The chutzpah is certainly admirable.
If countries have to be fined for failing to adhere to these common
values, how common were these values in the first place? What price respect for subsidiarity and
national democracy? Defining common
values is always fraught with difficulty, because if they’re common then they
cannot just be imposed. To define
European values is to define their counterpart, un-European values, and we’re
then into some very familiar McCarthyite territory. It’s one reason why we won’t define ‘Wessex
values’. We’ll define Wessex Regionalist
values – and we have done – and we’ll advocate them, but what’s our choice
won’t be everybody’s.
If we were to seek
out Europe’s values today we might find a fusion
of classical and Judaeo-Christian ideas, tested and modified through centuries
of conflict: religious and civil wars, the struggle against totalitarianism,
the ever-changing challenging of perceptions and prejudices. The result isn’t fixed by any means and there
are threads within European thought that if developed further will take us in
very different directions.
So whose ‘common
European values’ are we talking about here?
Who are they designed to exclude?
In the event of conflict, do the elites plan to side with the natives
against the migrants, or the migrants against the natives? Every elite needs a thug class to implement
its orders, one whose roots in society don’t go too deep. Will assimilation give way to a forced
‘meeting in the middle’, producing a culturally embarrassed Europe
in which fear masquerades as tolerance and guilt as inaction? Or will the natives wise up to the fact that
it’s only they who are being asked to forgo their identity out of politeness to
their guests? It may read like a scene
from Michel Houellebecq’s Submission
but Saudi Arabia has reportedly
offered to fund 200 new mosques across Germany to meet the spiritual needs
of migrants. If these are permanent
buildings, ‘migrants’ may be the wrong word and ‘colonists’ the right one.
Those elites certainly have a problem. Gordon Brown’s attempts to define
‘Britishness’ were a joke. No real,
living culture needs a public debate on what it is and isn’t. It has better things to do. ‘What does it mean to be English?’ is another
angst-ridden query. If Englishness is
that invisible then it’s probably dead.
Chauvinistic answers won’t fool anyone for long. To be English is, uniquely, to value freedom
above all. Really? More than the Scots did in the Declaration of
Arbroath? More than the French in
‘Liberté, Égalité,
Fraternité’? More than the Germans in
‘Mit Gott für Freiheit und Vaterland’?
Language barriers often blind us to the essential unity of Western
thought. They also blind us to the fact
that there are other world traditions for which liberty has no value, for which
liberty, far from being hard-fought-for, is hard-fought-against.
To have no sense of your own values – and of how untypical
they really are in the global context – is to assume that everyone is equally
nice, no matter what they believe, think or represent. For the drinker, everyone is welcome to
drink; for the person with no culture, or one sunk in a cultural coma, everyone
is welcome, with no pressure to fit in.
If you no longer have values, you have no grounds to reject anyone
else. Not even if your society is living
at its environmental limits, its quality of life about to tip into the abyss
because the safeguards of its culture have been systematically disregarded.

_Required work_:
In the text on common European values, what has Saudi Arabia reportedly offered to fund?

_Provided data_:
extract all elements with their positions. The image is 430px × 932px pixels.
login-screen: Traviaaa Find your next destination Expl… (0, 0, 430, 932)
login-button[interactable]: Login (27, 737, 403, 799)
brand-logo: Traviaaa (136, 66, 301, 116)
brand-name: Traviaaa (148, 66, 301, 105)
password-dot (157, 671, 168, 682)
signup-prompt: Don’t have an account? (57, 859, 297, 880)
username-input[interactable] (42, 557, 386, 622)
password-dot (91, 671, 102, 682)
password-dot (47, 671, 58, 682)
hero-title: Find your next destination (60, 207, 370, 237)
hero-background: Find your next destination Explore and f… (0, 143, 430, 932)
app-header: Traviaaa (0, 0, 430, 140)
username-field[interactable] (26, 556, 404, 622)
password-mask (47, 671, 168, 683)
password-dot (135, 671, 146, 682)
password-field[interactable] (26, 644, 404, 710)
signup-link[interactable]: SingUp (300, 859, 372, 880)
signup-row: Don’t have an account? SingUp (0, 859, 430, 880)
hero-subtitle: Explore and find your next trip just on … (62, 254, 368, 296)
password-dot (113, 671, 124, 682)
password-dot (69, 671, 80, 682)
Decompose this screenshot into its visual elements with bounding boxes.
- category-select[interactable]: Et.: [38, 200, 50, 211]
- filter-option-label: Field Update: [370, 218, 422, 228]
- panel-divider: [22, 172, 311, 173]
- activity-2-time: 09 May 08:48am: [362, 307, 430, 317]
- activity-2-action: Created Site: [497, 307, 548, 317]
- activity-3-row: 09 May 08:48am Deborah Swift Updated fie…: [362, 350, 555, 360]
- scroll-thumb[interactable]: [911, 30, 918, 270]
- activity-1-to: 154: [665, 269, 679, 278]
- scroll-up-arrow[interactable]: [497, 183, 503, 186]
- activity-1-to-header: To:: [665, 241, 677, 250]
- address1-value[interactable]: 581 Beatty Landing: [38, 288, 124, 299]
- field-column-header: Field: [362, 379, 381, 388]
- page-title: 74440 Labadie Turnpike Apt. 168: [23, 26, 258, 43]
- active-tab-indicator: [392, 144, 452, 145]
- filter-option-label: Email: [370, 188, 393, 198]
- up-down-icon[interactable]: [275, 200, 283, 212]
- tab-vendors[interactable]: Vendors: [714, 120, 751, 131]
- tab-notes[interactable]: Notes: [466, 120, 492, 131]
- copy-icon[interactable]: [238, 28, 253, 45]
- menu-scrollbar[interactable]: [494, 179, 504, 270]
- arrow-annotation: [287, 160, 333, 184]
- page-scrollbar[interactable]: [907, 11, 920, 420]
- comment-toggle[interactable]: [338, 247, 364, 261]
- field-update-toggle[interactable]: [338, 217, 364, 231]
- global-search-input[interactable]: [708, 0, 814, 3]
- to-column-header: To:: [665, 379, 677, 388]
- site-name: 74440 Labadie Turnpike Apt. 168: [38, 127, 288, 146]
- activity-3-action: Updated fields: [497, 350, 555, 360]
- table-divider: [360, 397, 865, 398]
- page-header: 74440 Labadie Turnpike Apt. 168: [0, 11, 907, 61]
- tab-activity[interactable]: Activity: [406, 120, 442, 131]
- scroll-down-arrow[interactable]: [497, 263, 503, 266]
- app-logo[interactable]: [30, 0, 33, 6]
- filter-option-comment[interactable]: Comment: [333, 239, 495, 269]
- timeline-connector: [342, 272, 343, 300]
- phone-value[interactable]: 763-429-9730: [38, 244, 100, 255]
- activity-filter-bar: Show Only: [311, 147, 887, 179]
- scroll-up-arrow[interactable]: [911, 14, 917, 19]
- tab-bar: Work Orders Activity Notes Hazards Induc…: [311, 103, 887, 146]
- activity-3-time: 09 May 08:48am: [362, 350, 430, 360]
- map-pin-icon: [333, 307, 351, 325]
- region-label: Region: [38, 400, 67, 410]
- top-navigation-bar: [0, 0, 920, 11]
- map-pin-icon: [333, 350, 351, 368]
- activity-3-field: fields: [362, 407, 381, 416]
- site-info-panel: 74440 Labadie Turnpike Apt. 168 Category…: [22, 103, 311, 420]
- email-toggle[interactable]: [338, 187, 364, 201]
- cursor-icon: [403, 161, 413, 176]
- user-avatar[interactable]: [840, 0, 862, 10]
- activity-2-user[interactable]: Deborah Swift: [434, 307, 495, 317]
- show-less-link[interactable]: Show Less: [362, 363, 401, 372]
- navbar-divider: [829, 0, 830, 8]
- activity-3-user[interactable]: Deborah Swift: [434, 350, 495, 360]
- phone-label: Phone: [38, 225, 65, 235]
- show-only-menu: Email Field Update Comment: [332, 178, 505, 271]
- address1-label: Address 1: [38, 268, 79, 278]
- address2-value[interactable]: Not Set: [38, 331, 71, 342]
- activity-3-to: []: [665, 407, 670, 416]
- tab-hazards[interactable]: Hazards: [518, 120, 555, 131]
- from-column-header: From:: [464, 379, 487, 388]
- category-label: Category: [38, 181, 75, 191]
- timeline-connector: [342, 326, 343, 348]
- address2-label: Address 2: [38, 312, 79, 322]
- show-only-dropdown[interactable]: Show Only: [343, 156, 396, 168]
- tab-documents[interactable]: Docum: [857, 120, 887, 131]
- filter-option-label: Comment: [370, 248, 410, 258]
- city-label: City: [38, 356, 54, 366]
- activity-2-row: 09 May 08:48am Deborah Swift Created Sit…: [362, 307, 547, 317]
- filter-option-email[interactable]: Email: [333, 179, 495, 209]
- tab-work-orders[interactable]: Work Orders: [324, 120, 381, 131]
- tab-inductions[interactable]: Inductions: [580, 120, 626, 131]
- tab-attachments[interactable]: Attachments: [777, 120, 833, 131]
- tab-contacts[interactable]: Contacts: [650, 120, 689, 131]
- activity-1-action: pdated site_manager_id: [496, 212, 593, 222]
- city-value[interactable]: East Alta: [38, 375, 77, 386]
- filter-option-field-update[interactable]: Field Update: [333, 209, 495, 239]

_Answer box_:
200 new mosques across Germany to meet the spiritual needs of migrants.